What you will do: Take the data below and repeat it exactly.
* start Material for this exercise *
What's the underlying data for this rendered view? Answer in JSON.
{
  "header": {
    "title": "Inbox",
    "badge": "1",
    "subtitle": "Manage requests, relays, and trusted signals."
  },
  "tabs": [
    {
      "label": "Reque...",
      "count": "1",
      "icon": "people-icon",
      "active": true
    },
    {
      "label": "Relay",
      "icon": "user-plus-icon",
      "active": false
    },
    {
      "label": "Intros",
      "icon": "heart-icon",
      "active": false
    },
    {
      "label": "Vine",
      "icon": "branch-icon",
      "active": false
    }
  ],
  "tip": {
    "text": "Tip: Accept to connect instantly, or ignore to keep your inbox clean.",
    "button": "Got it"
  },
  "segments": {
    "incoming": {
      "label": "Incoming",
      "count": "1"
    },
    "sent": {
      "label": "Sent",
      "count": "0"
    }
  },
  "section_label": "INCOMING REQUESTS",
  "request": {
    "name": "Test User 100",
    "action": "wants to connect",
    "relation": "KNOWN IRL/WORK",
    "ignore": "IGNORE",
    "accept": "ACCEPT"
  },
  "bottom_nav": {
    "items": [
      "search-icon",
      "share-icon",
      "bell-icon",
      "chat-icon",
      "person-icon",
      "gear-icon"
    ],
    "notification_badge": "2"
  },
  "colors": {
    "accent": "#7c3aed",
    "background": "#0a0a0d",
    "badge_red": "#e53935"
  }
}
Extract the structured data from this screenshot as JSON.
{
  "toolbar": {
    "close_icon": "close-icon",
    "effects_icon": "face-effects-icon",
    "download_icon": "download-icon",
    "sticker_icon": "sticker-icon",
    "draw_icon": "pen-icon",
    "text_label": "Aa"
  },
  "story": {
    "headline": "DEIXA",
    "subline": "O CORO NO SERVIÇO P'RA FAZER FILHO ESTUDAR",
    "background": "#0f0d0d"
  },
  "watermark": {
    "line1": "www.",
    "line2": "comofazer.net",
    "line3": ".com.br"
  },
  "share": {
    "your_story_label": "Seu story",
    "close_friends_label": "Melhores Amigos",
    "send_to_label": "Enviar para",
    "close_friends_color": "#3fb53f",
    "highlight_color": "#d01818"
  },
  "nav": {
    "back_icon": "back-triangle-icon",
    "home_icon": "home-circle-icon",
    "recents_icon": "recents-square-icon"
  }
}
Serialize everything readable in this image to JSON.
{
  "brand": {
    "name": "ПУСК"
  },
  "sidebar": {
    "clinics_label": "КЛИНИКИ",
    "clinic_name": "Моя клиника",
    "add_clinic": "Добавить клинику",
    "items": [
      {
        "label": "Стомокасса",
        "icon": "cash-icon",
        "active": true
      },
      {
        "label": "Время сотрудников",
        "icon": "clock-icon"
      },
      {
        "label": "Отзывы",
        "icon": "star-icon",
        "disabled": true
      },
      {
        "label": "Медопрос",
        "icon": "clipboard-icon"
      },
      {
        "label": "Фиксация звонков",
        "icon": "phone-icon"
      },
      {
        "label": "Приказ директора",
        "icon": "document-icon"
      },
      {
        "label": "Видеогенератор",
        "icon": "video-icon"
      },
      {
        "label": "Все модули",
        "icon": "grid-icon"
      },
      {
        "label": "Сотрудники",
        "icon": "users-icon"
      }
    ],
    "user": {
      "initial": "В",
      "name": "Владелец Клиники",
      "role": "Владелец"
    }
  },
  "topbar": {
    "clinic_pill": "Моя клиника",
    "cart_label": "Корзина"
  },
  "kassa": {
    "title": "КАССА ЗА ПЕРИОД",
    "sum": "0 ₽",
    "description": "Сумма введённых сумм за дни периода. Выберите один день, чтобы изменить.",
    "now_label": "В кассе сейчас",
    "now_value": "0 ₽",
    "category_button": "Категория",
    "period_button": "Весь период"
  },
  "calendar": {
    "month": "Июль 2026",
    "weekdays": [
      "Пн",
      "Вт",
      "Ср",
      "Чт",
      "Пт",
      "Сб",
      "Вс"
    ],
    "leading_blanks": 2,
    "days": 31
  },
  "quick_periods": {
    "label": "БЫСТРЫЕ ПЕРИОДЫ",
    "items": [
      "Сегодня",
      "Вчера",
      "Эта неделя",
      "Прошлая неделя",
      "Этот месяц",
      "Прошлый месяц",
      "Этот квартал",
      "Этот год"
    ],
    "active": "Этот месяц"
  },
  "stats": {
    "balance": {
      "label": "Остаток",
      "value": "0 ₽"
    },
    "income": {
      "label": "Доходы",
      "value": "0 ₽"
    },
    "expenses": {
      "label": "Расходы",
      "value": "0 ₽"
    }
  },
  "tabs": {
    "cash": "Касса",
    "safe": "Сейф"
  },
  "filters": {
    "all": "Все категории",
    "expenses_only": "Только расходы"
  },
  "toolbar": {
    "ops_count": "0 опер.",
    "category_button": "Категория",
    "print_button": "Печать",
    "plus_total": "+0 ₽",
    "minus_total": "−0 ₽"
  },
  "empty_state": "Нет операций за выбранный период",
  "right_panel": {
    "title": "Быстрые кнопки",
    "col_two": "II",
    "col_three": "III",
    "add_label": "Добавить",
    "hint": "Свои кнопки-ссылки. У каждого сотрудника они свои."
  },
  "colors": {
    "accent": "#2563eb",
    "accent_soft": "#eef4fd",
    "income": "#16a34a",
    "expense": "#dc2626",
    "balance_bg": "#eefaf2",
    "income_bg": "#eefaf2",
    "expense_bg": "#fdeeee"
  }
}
* end Material for this exercise *
Complete answer:
What's the underlying data for this rendered view? Answer in JSON.
{
  "header": {
    "title": "Inbox",
    "badge": "1",
    "subtitle": "Manage requests, relays, and trusted signals."
  },
  "tabs": [
    {
      "label": "Reque...",
      "count": "1",
      "icon": "people-icon",
      "active": true
    },
    {
      "label": "Relay",
      "icon": "user-plus-icon",
      "active": false
    },
    {
      "label": "Intros",
      "icon": "heart-icon",
      "active": false
    },
    {
      "label": "Vine",
      "icon": "branch-icon",
      "active": false
    }
  ],
  "tip": {
    "text": "Tip: Accept to connect instantly, or ignore to keep your inbox clean.",
    "button": "Got it"
  },
  "segments": {
    "incoming": {
      "label": "Incoming",
      "count": "1"
    },
    "sent": {
      "label": "Sent",
      "count": "0"
    }
  },
  "section_label": "INCOMING REQUESTS",
  "request": {
    "name": "Test User 100",
    "action": "wants to connect",
    "relation": "KNOWN IRL/WORK",
    "ignore": "IGNORE",
    "accept": "ACCEPT"
  },
  "bottom_nav": {
    "items": [
      "search-icon",
      "share-icon",
      "bell-icon",
      "chat-icon",
      "person-icon",
      "gear-icon"
    ],
    "notification_badge": "2"
  },
  "colors": {
    "accent": "#7c3aed",
    "background": "#0a0a0d",
    "badge_red": "#e53935"
  }
}
Extract the structured data from this screenshot as JSON.
{
  "toolbar": {
    "close_icon": "close-icon",
    "effects_icon": "face-effects-icon",
    "download_icon": "download-icon",
    "sticker_icon": "sticker-icon",
    "draw_icon": "pen-icon",
    "text_label": "Aa"
  },
  "story": {
    "headline": "DEIXA",
    "subline": "O CORO NO SERVIÇO P'RA FAZER FILHO ESTUDAR",
    "background": "#0f0d0d"
  },
  "watermark": {
    "line1": "www.",
    "line2": "comofazer.net",
    "line3": ".com.br"
  },
  "share": {
    "your_story_label": "Seu story",
    "close_friends_label": "Melhores Amigos",
    "send_to_label": "Enviar para",
    "close_friends_color": "#3fb53f",
    "highlight_color": "#d01818"
  },
  "nav": {
    "back_icon": "back-triangle-icon",
    "home_icon": "home-circle-icon",
    "recents_icon": "recents-square-icon"
  }
}
Serialize everything readable in this image to JSON.
{
  "brand": {
    "name": "ПУСК"
  },
  "sidebar": {
    "clinics_label": "КЛИНИКИ",
    "clinic_name": "Моя клиника",
    "add_clinic": "Добавить клинику",
    "items": [
      {
        "label": "Стомокасса",
        "icon": "cash-icon",
        "active": true
      },
      {
        "label": "Время сотрудников",
        "icon": "clock-icon"
      },
      {
        "label": "Отзывы",
        "icon": "star-icon",
        "disabled": true
      },
      {
        "label": "Медопрос",
        "icon": "clipboard-icon"
      },
      {
        "label": "Фиксация звонков",
        "icon": "phone-icon"
      },
      {
        "label": "Приказ директора",
        "icon": "document-icon"
      },
      {
        "label": "Видеогенератор",
        "icon": "video-icon"
      },
      {
        "label": "Все модули",
        "icon": "grid-icon"
      },
      {
        "label": "Сотрудники",
        "icon": "users-icon"
      }
    ],
    "user": {
      "initial": "В",
      "name": "Владелец Клиники",
      "role": "Владелец"
    }
  },
  "topbar": {
    "clinic_pill": "Моя клиника",
    "cart_label": "Корзина"
  },
  "kassa": {
    "title": "КАССА ЗА ПЕРИОД",
    "sum": "0 ₽",
    "description": "Сумма введённых сумм за дни периода. Выберите один день, чтобы изменить.",
    "now_label": "В кассе сейчас",
    "now_value": "0 ₽",
    "category_button": "Категория",
    "period_button": "Весь период"
  },
  "calendar": {
    "month": "Июль 2026",
    "weekdays": [
      "Пн",
      "Вт",
      "Ср",
      "Чт",
      "Пт",
      "Сб",
      "Вс"
    ],
    "leading_blanks": 2,
    "days": 31
  },
  "quick_periods": {
    "label": "БЫСТРЫЕ ПЕРИОДЫ",
    "items": [
      "Сегодня",
      "Вчера",
      "Эта неделя",
      "Прошлая неделя",
      "Этот месяц",
      "Прошлый месяц",
      "Этот квартал",
      "Этот год"
    ],
    "active": "Этот месяц"
  },
  "stats": {
    "balance": {
      "label": "Остаток",
      "value": "0 ₽"
    },
    "income": {
      "label": "Доходы",
      "value": "0 ₽"
    },
    "expenses": {
      "label": "Расходы",
      "value": "0 ₽"
    }
  },
  "tabs": {
    "cash": "Касса",
    "safe": "Сейф"
  },
  "filters": {
    "all": "Все категории",
    "expenses_only": "Только расходы"
  },
  "toolbar": {
    "ops_count": "0 опер.",
    "category_button": "Категория",
    "print_button": "Печать",
    "plus_total": "+0 ₽",
    "minus_total": "−0 ₽"
  },
  "empty_state": "Нет операций за выбранный период",
  "right_panel": {
    "title": "Быстрые кнопки",
    "col_two": "II",
    "col_three": "III",
    "add_label": "Добавить",
    "hint": "Свои кнопки-ссылки. У каждого сотрудника они свои."
  },
  "colors": {
    "accent": "#2563eb",
    "accent_soft": "#eef4fd",
    "income": "#16a34a",
    "expense": "#dc2626",
    "balance_bg": "#eefaf2",
    "income_bg": "#eefaf2",
    "expense_bg": "#fdeeee"
  }
}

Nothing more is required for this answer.